## START

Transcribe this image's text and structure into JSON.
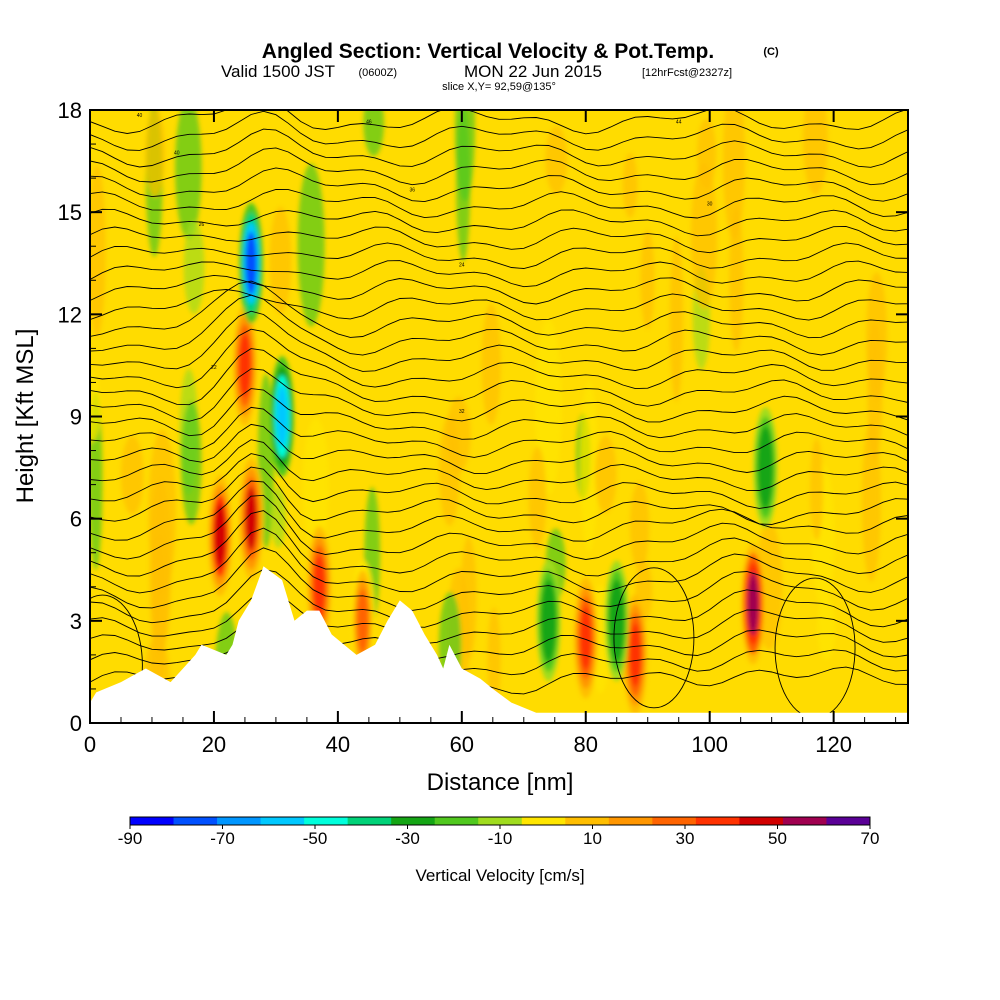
{
  "chart_data": {
    "type": "heatmap",
    "title": "Angled Section: Vertical Velocity & Pot.Temp.",
    "title_unit": "(C)",
    "subtitle": {
      "valid_prefix": "Valid 1500 JST",
      "utc": "(0600Z)",
      "date": "MON 22 Jun 2015",
      "fcst": "[12hrFcst@2327z]"
    },
    "slice_label": "slice X,Y= 92,59@135°",
    "xlabel": "Distance [nm]",
    "ylabel": "Height [Kft MSL]",
    "xlim": [
      0,
      132
    ],
    "ylim": [
      0,
      18
    ],
    "x_ticks": [
      "0",
      "20",
      "40",
      "60",
      "80",
      "100",
      "120"
    ],
    "y_ticks": [
      "0",
      "3",
      "6",
      "9",
      "12",
      "15",
      "18"
    ],
    "x_tick_values": [
      0,
      20,
      40,
      60,
      80,
      100,
      120
    ],
    "y_tick_values": [
      0,
      3,
      6,
      9,
      12,
      15,
      18
    ],
    "colorbar": {
      "label": "Vertical Velocity [cm/s]",
      "range": [
        -90,
        70
      ],
      "tick_labels": [
        "-90",
        "-70",
        "-50",
        "-30",
        "-10",
        "10",
        "30",
        "50",
        "70"
      ],
      "tick_values": [
        -90,
        -70,
        -50,
        -30,
        -10,
        10,
        30,
        50,
        70
      ],
      "levels": [
        -90,
        -80,
        -70,
        -60,
        -50,
        -40,
        -30,
        -20,
        -10,
        0,
        10,
        20,
        30,
        40,
        50,
        60,
        70
      ],
      "colors": [
        "#0000ff",
        "#0050ff",
        "#0096ff",
        "#00c8ff",
        "#00ffdc",
        "#00d278",
        "#14a514",
        "#50c81e",
        "#a0dc1e",
        "#ffe600",
        "#ffbe00",
        "#ff9600",
        "#ff6400",
        "#ff3200",
        "#d20000",
        "#a00050",
        "#5a0096"
      ]
    },
    "grid": false,
    "features": [
      {
        "kind": "updraft",
        "x": 21,
        "z": 5.5,
        "w": 55
      },
      {
        "kind": "updraft",
        "x": 25,
        "z": 10.5,
        "w": 45
      },
      {
        "kind": "updraft",
        "x": 26,
        "z": 6,
        "w": 50
      },
      {
        "kind": "downdraft",
        "x": 26,
        "z": 13.5,
        "w": -75
      },
      {
        "kind": "downdraft",
        "x": 31,
        "z": 9,
        "w": -55
      },
      {
        "kind": "updraft",
        "x": 37,
        "z": 4,
        "w": 40
      },
      {
        "kind": "updraft",
        "x": 44,
        "z": 3,
        "w": 35
      },
      {
        "kind": "updraft",
        "x": 80,
        "z": 2.5,
        "w": 40
      },
      {
        "kind": "downdraft",
        "x": 74,
        "z": 3,
        "w": -30
      },
      {
        "kind": "updraft",
        "x": 88,
        "z": 2,
        "w": 45
      },
      {
        "kind": "downdraft",
        "x": 85,
        "z": 3,
        "w": -30
      },
      {
        "kind": "updraft",
        "x": 107,
        "z": 3.5,
        "w": 65
      },
      {
        "kind": "downdraft",
        "x": 109,
        "z": 7.5,
        "w": -30
      }
    ],
    "terrain_kft": [
      {
        "x": 0,
        "z": 0.6
      },
      {
        "x": 1,
        "z": 0.9
      },
      {
        "x": 5,
        "z": 1.2
      },
      {
        "x": 9,
        "z": 1.6
      },
      {
        "x": 13,
        "z": 1.2
      },
      {
        "x": 15,
        "z": 1.6
      },
      {
        "x": 17,
        "z": 2.0
      },
      {
        "x": 18,
        "z": 2.3
      },
      {
        "x": 22,
        "z": 2.0
      },
      {
        "x": 23,
        "z": 2.3
      },
      {
        "x": 24,
        "z": 3.0
      },
      {
        "x": 26,
        "z": 3.6
      },
      {
        "x": 28,
        "z": 4.6
      },
      {
        "x": 31,
        "z": 4.2
      },
      {
        "x": 32,
        "z": 3.6
      },
      {
        "x": 33,
        "z": 3.0
      },
      {
        "x": 35,
        "z": 3.3
      },
      {
        "x": 37,
        "z": 3.3
      },
      {
        "x": 39,
        "z": 2.6
      },
      {
        "x": 41,
        "z": 2.3
      },
      {
        "x": 43,
        "z": 2.0
      },
      {
        "x": 46,
        "z": 2.3
      },
      {
        "x": 48,
        "z": 3.0
      },
      {
        "x": 50,
        "z": 3.6
      },
      {
        "x": 52,
        "z": 3.3
      },
      {
        "x": 54,
        "z": 2.6
      },
      {
        "x": 56,
        "z": 2.0
      },
      {
        "x": 57,
        "z": 1.6
      },
      {
        "x": 58,
        "z": 2.3
      },
      {
        "x": 60,
        "z": 1.6
      },
      {
        "x": 63,
        "z": 1.3
      },
      {
        "x": 65,
        "z": 1.0
      },
      {
        "x": 68,
        "z": 0.6
      },
      {
        "x": 72,
        "z": 0.3
      },
      {
        "x": 132,
        "z": 0.3
      }
    ],
    "theta_contour_labels": [
      "40",
      "46",
      "44",
      "40",
      "36",
      "30",
      "26",
      "24",
      "22",
      "32"
    ]
  }
}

## END

→ **Exercise task**:
Say how many lines in the entries contain the string "Velocity", and say nothing else.

→ **Finished task**:
2